══ LISTING

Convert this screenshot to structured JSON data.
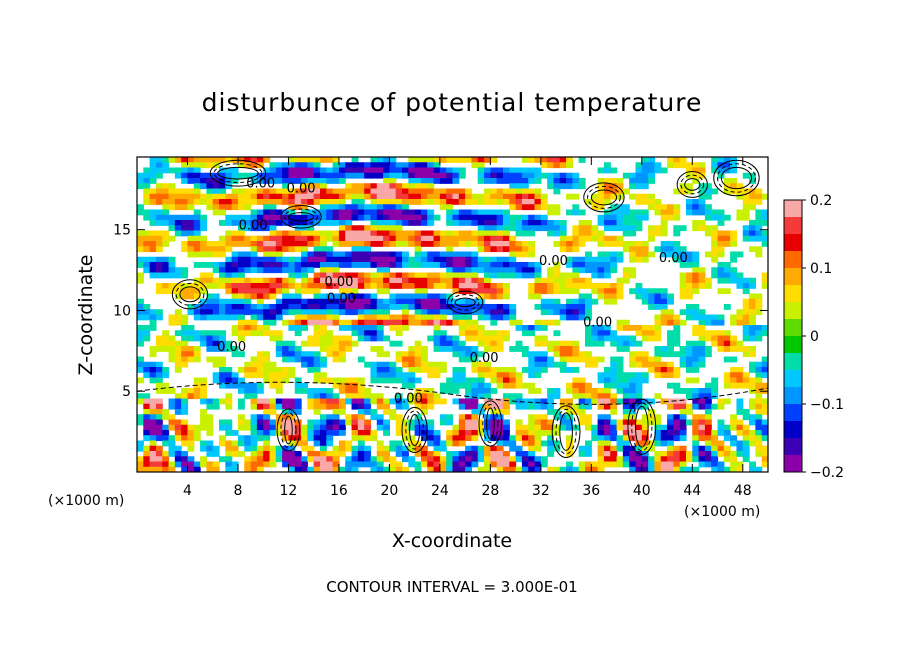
{
  "chart_data": {
    "type": "heatmap",
    "title": "disturbunce of potential temperature",
    "xlabel": "X-coordinate",
    "ylabel": "Z-coordinate",
    "x_unit": "(×1000 m)",
    "x_unit_right": "(×1000 m)",
    "xlim": [
      0,
      50
    ],
    "ylim": [
      0,
      19.5
    ],
    "x_ticks": [
      4,
      8,
      12,
      16,
      20,
      24,
      28,
      32,
      36,
      40,
      44,
      48
    ],
    "y_ticks": [
      5,
      10,
      15
    ],
    "colorbar": {
      "range": [
        -0.2,
        0.2
      ],
      "ticks": [
        "0.2",
        "0.1",
        "0",
        "−0.1",
        "−0.2"
      ],
      "colors": [
        "#f9a8a8",
        "#f53a3a",
        "#e60000",
        "#ff6a00",
        "#ffaa00",
        "#ffdd00",
        "#c8f000",
        "#5fdc00",
        "#00c800",
        "#00dcaa",
        "#00c8ff",
        "#0096ff",
        "#0040ff",
        "#0000c8",
        "#3c00b4",
        "#8c00aa"
      ]
    },
    "contour_interval_text": "CONTOUR INTERVAL = 3.000E-01",
    "contour_labels": [
      {
        "x": 9.8,
        "z": 17.6,
        "text": "0.00"
      },
      {
        "x": 13.0,
        "z": 17.3,
        "text": "0.00"
      },
      {
        "x": 9.2,
        "z": 15.0,
        "text": "0.00"
      },
      {
        "x": 42.5,
        "z": 13.0,
        "text": "0.00"
      },
      {
        "x": 33.0,
        "z": 12.8,
        "text": "0.00"
      },
      {
        "x": 16.0,
        "z": 11.5,
        "text": "0.00"
      },
      {
        "x": 16.2,
        "z": 10.5,
        "text": "0.00"
      },
      {
        "x": 36.5,
        "z": 9.0,
        "text": "0.00"
      },
      {
        "x": 7.5,
        "z": 7.5,
        "text": "0.00"
      },
      {
        "x": 27.5,
        "z": 6.8,
        "text": "0.00"
      },
      {
        "x": 21.5,
        "z": 4.3,
        "text": "0.00"
      }
    ]
  }
}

════

Print every entry above again without changing a word, and omit the pictures.

Convert this screenshot to structured JSON data.
{
  "chart_data": {
    "type": "heatmap",
    "title": "disturbunce of potential temperature",
    "xlabel": "X-coordinate",
    "ylabel": "Z-coordinate",
    "x_unit": "(×1000 m)",
    "x_unit_right": "(×1000 m)",
    "xlim": [
      0,
      50
    ],
    "ylim": [
      0,
      19.5
    ],
    "x_ticks": [
      4,
      8,
      12,
      16,
      20,
      24,
      28,
      32,
      36,
      40,
      44,
      48
    ],
    "y_ticks": [
      5,
      10,
      15
    ],
    "colorbar": {
      "range": [
        -0.2,
        0.2
      ],
      "ticks": [
        "0.2",
        "0.1",
        "0",
        "−0.1",
        "−0.2"
      ],
      "colors": [
        "#f9a8a8",
        "#f53a3a",
        "#e60000",
        "#ff6a00",
        "#ffaa00",
        "#ffdd00",
        "#c8f000",
        "#5fdc00",
        "#00c800",
        "#00dcaa",
        "#00c8ff",
        "#0096ff",
        "#0040ff",
        "#0000c8",
        "#3c00b4",
        "#8c00aa"
      ]
    },
    "contour_interval_text": "CONTOUR INTERVAL = 3.000E-01",
    "contour_labels": [
      {
        "x": 9.8,
        "z": 17.6,
        "text": "0.00"
      },
      {
        "x": 13.0,
        "z": 17.3,
        "text": "0.00"
      },
      {
        "x": 9.2,
        "z": 15.0,
        "text": "0.00"
      },
      {
        "x": 42.5,
        "z": 13.0,
        "text": "0.00"
      },
      {
        "x": 33.0,
        "z": 12.8,
        "text": "0.00"
      },
      {
        "x": 16.0,
        "z": 11.5,
        "text": "0.00"
      },
      {
        "x": 16.2,
        "z": 10.5,
        "text": "0.00"
      },
      {
        "x": 36.5,
        "z": 9.0,
        "text": "0.00"
      },
      {
        "x": 7.5,
        "z": 7.5,
        "text": "0.00"
      },
      {
        "x": 27.5,
        "z": 6.8,
        "text": "0.00"
      },
      {
        "x": 21.5,
        "z": 4.3,
        "text": "0.00"
      }
    ]
  }
}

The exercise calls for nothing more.